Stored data
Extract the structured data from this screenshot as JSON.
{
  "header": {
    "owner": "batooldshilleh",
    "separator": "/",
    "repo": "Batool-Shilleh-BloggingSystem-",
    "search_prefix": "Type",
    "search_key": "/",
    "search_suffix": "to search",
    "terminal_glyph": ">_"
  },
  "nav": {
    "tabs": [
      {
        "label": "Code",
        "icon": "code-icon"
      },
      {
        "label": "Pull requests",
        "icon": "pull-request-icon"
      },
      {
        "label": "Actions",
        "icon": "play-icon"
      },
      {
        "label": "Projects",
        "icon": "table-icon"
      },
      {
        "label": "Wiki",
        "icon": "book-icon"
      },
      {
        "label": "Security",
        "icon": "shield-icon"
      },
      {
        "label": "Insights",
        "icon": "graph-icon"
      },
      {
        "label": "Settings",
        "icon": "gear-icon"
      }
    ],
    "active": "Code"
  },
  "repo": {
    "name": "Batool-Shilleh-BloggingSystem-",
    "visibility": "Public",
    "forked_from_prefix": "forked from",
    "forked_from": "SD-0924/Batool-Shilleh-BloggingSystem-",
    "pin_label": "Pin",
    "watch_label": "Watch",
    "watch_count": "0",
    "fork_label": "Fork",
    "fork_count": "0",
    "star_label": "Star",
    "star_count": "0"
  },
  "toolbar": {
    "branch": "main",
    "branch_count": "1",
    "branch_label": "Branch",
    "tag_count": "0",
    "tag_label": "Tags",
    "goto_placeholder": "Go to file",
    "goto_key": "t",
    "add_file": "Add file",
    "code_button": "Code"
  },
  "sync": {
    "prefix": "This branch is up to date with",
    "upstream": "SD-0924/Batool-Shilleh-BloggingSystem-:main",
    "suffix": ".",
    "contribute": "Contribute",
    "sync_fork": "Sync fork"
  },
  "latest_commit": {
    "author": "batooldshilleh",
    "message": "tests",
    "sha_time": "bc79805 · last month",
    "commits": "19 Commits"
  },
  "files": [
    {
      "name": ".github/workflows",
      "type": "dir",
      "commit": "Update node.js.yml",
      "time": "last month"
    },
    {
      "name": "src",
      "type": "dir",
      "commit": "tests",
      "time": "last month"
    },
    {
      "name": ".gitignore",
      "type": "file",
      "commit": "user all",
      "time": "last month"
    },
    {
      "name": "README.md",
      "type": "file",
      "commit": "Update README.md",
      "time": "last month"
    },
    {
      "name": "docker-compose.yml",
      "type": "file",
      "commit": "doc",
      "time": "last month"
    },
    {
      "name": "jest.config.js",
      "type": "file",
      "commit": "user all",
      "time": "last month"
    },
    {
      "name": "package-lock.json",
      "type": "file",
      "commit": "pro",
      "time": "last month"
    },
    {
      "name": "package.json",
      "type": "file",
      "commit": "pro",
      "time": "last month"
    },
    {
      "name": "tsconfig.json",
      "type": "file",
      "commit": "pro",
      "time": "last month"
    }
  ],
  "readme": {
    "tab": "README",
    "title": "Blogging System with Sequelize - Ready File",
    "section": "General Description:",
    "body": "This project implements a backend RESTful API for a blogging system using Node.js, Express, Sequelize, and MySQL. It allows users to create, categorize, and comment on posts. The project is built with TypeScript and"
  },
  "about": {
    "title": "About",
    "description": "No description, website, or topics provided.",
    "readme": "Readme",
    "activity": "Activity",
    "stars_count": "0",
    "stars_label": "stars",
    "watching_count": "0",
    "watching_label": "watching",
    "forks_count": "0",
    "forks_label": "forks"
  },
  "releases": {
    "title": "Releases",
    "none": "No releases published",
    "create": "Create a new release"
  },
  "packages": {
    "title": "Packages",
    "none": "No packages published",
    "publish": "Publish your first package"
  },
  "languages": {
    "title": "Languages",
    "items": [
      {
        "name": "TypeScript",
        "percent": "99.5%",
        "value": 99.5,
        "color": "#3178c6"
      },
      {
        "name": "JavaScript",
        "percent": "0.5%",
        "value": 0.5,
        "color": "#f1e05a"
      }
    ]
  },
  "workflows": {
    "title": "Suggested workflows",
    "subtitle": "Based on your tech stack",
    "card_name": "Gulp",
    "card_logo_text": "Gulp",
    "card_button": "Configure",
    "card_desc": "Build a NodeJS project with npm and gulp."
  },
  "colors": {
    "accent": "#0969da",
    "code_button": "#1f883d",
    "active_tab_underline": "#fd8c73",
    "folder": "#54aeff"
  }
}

Problem
Check each line above for the string "BloggingSystem", then copy the ones that have it.

Result
    "repo": "Batool-Shilleh-BloggingSystem-",
    "name": "Batool-Shilleh-BloggingSystem-",
    "forked_from": "SD-0924/Batool-Shilleh-BloggingSystem-",
    "upstream": "SD-0924/Batool-Shilleh-BloggingSystem-:main",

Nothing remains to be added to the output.